-- Start of Provided entries --

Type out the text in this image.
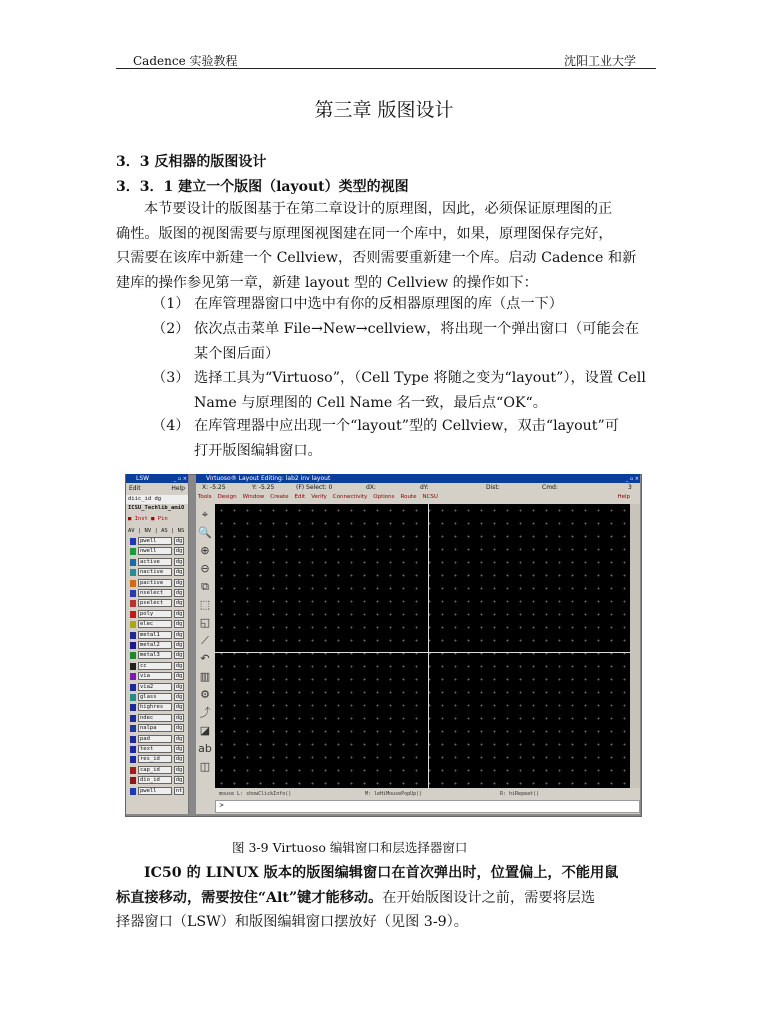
Cadence 实验教程	沈阳工业大学
第三章 版图设计
3．3 反相器的版图设计
3．3．1 建立一个版图（layout）类型的视图
本节要设计的版图基于在第二章设计的原理图，因此，必须保证原理图的正
确性。版图的视图需要与原理图视图建在同一个库中，如果，原理图保存完好，
只需要在该库中新建一个 Cellview，否则需要重新建一个库。启动 Cadence 和新
建库的操作参见第一章，新建 layout 型的 Cellview 的操作如下：
（1） 在库管理器窗口中选中有你的反相器原理图的库（点一下）
（2） 依次点击菜单 File→New→cellview，将出现一个弹出窗口（可能会在
某个图后面）
（3） 选择工具为“Virtuoso”，（Cell Type 将随之变为“layout”），设置 Cell
Name 与原理图的 Cell Name 名一致，最后点“OK“。
（4） 在库管理器中应出现一个“layout”型的 Cellview，双击“layout”可
打开版图编辑窗口。
LSW	_ ▫ ×
Edit	Help
diic_id dg
ICSU_Techlib_amiO
■ Inst ■ Pin
AV | NV | AS | NS
pwell	dg
nwell	dg
active	dg
nactive	dg
pactive	dg
nselect	dg
pselect	dg
poly	dg
elec	dg
metal1	dg
metal2	dg
metal3	dg
cc	dg
via	dg
via2	dg
glass	dg
highres	dg
ndec	dg
nalpa	dg
pad	dg
text	dg
res_id	dg
cap_id	dg
dio_id	dg
pwell	nt
Virtuoso® Layout Editing: lab2 inv layout	_ ▫ ×
X: -5.25	Y: -5.25	(F) Select: 0	dX:	dY:	Dist:	Cmd:	3
Tools Design Window Create Edit Verify Connectivity Options Route NCSU	Help
⌖
🔍
⊕
⊖
⧉
⬚
◱
⟋
↶
▥
⚙
⤴
◪
ab
◫
mouse L: showClickInfo()	M: leHiMousePopUp()	R: hiRepeat()
>
图 3-9 Virtuoso 编辑窗口和层选择器窗口
IC50 的 LINUX 版本的版图编辑窗口在首次弹出时，位置偏上，不能用鼠
标直接移动，需要按住“Alt”键才能移动。在开始版图设计之前，需要将层选
择器窗口（LSW）和版图编辑窗口摆放好（见图 3-9）。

-- End of Provided entries --

## Instructions to follow
Search the lines for the string "layout" and copy every line that has it.

## Response to the task
3．3．1 建立一个版图（layout）类型的视图
建库的操作参见第一章，新建 layout 型的 Cellview 的操作如下：
（3） 选择工具为“Virtuoso”，（Cell Type 将随之变为“layout”），设置 Cell
（4） 在库管理器中应出现一个“layout”型的 Cellview，双击“layout”可
Virtuoso® Layout Editing: lab2 inv layout	_ ▫ ×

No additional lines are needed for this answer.